## [What to work on]
Check each line below for the word "zurück" and give the number of lines that have it, nothing more.
┄┄┄┄┄┄┄┄┄┄
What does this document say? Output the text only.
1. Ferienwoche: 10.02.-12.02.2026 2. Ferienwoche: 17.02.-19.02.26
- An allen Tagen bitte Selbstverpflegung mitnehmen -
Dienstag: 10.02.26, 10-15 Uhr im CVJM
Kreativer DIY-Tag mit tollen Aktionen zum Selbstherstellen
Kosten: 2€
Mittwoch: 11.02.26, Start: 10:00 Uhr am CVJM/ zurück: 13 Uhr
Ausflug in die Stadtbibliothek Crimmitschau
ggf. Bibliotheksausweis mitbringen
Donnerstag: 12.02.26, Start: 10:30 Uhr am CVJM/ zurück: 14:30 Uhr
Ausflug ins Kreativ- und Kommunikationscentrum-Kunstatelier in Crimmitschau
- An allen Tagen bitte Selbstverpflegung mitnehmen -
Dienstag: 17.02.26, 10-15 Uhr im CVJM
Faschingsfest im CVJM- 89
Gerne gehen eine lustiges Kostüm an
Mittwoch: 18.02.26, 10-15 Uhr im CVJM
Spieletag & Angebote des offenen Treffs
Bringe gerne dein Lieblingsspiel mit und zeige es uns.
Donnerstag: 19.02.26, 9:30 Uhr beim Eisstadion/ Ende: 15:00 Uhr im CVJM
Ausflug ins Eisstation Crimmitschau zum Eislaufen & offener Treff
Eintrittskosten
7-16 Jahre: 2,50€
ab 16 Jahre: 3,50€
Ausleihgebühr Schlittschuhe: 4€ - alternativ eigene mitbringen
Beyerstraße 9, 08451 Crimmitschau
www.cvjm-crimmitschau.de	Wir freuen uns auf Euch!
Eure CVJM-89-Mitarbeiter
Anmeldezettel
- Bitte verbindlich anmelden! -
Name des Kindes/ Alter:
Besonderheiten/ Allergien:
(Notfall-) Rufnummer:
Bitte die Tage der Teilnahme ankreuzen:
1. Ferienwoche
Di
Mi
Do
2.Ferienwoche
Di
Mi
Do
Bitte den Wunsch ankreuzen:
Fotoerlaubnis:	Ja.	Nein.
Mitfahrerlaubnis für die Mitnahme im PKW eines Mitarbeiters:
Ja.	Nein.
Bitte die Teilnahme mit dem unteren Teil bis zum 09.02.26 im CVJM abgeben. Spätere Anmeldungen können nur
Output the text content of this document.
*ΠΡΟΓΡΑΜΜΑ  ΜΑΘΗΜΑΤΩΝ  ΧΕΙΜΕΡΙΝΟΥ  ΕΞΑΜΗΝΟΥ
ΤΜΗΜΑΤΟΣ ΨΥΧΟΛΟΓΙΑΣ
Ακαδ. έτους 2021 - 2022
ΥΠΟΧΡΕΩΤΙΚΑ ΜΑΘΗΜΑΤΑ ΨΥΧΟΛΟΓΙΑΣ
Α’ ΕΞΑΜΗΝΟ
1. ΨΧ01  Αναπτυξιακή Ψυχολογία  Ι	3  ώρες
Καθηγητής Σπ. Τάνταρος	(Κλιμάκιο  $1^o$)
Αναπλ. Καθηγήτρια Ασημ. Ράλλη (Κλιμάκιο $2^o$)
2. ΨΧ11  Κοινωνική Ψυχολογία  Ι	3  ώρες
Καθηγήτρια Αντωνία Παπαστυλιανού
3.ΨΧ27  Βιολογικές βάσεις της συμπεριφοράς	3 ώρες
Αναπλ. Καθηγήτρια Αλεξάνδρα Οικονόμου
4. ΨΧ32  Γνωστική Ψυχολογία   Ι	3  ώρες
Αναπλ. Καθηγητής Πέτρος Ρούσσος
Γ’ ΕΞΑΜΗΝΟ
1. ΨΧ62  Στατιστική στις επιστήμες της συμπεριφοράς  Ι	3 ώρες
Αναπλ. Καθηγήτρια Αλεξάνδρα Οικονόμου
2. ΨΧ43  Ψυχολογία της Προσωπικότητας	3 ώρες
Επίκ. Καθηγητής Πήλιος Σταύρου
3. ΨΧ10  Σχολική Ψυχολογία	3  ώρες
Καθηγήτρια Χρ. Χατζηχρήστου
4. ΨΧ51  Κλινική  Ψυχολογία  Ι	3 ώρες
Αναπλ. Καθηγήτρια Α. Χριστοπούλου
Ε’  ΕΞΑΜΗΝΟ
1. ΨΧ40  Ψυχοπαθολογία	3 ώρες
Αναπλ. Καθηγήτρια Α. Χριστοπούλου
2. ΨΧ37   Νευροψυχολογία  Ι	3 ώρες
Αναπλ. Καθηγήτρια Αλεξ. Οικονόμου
┄┄┄┄┄┄┄┄┄┄
## [Written response]
2